• PROBLEMA DA RISOLVERE: Modifica le righe partendo da quella che contiene "Localize all elements." e fermandoti dopo quella che contiene "x-tick-label: 1 янв. 17". Riportale sostituendo "y-tick-label" con "y-axis-label" e lasciando invariato tutto il resto.

**** MATERIALE DI LAVORO ****

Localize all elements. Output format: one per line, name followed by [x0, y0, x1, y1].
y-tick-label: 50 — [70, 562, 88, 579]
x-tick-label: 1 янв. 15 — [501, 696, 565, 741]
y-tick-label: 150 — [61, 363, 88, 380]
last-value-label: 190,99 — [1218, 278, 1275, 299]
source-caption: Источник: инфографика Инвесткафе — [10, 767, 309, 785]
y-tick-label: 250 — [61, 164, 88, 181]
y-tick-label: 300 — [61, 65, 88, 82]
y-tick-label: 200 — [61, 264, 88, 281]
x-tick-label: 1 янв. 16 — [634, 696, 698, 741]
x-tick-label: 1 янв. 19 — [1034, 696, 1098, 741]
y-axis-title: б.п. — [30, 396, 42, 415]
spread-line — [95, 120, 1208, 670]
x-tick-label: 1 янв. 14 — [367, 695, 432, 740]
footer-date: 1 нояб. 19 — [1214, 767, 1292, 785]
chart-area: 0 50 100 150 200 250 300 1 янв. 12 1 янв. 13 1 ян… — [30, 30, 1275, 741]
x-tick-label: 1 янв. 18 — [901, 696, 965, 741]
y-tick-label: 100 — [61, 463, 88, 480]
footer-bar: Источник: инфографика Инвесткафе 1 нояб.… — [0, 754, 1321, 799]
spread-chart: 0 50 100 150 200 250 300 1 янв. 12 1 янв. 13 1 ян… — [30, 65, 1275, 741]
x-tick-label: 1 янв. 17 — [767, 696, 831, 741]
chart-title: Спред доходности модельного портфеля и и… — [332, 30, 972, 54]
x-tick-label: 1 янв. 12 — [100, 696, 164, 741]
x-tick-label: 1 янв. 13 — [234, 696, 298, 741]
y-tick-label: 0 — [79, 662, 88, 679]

****
**** MATERIALE DI LAVORO ****

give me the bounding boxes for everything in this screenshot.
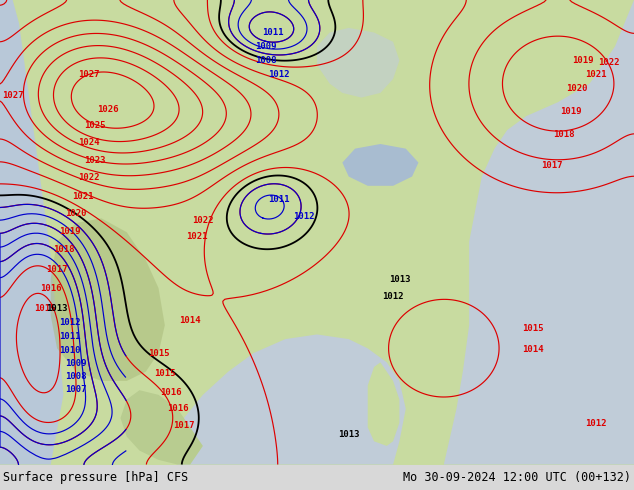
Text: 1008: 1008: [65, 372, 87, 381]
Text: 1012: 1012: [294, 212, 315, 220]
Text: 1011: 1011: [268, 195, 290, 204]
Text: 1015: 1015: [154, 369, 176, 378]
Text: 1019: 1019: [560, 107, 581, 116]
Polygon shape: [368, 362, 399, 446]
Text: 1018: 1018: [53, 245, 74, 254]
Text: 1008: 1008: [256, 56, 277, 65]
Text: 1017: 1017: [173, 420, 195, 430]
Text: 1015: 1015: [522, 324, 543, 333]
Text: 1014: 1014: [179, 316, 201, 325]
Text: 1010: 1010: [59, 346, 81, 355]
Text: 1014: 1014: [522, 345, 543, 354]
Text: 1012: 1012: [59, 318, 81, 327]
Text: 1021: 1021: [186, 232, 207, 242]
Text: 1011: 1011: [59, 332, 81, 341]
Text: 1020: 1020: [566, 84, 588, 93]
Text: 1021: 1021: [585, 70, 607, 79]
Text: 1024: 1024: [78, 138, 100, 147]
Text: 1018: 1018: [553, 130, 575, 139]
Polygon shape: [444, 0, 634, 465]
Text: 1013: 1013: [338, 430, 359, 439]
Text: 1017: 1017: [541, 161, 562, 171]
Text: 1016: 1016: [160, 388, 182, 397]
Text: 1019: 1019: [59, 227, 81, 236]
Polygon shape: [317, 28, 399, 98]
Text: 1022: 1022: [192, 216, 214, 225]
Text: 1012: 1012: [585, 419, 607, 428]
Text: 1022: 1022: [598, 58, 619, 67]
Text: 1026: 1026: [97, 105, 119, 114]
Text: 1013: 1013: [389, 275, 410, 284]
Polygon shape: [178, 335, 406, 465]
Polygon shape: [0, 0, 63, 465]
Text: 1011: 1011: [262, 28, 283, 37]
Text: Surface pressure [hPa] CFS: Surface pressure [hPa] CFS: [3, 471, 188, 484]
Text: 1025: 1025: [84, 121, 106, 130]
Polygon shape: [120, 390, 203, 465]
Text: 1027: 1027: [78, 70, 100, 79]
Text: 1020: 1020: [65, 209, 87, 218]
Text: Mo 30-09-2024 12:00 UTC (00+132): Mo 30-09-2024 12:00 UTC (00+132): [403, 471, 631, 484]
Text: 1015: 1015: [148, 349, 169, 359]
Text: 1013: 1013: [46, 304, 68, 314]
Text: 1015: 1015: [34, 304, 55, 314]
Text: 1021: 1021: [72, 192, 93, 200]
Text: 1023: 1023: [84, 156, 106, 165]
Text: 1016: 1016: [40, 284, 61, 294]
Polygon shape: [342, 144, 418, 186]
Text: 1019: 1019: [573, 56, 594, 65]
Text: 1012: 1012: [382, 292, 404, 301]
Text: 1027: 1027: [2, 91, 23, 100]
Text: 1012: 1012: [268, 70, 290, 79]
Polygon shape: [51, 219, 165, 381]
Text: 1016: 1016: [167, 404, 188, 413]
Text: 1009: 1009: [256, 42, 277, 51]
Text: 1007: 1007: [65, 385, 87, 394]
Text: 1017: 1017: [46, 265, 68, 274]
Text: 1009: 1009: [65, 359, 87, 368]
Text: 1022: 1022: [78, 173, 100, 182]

****

• RISULTATO:
Localize all elements. Output format: one per line, name followed by [x0, y0, x1, y1].
y-axis-label: 50 — [70, 562, 88, 579]
x-tick-label: 1 янв. 15 — [501, 696, 565, 741]
y-axis-label: 150 — [61, 363, 88, 380]
last-value-label: 190,99 — [1218, 278, 1275, 299]
source-caption: Источник: инфографика Инвесткафе — [10, 767, 309, 785]
y-axis-label: 250 — [61, 164, 88, 181]
y-axis-label: 300 — [61, 65, 88, 82]
y-axis-label: 200 — [61, 264, 88, 281]
x-tick-label: 1 янв. 16 — [634, 696, 698, 741]
x-tick-label: 1 янв. 19 — [1034, 696, 1098, 741]
y-axis-title: б.п. — [30, 396, 42, 415]
spread-line — [95, 120, 1208, 670]
x-tick-label: 1 янв. 14 — [367, 695, 432, 740]
footer-date: 1 нояб. 19 — [1214, 767, 1292, 785]
chart-area: 0 50 100 150 200 250 300 1 янв. 12 1 янв. 13 1 ян… — [30, 30, 1275, 741]
x-tick-label: 1 янв. 18 — [901, 696, 965, 741]
y-axis-label: 100 — [61, 463, 88, 480]
footer-bar: Источник: инфографика Инвесткафе 1 нояб.… — [0, 754, 1321, 799]
spread-chart: 0 50 100 150 200 250 300 1 янв. 12 1 янв. 13 1 ян… — [30, 65, 1275, 741]
x-tick-label: 1 янв. 17 — [767, 696, 831, 741]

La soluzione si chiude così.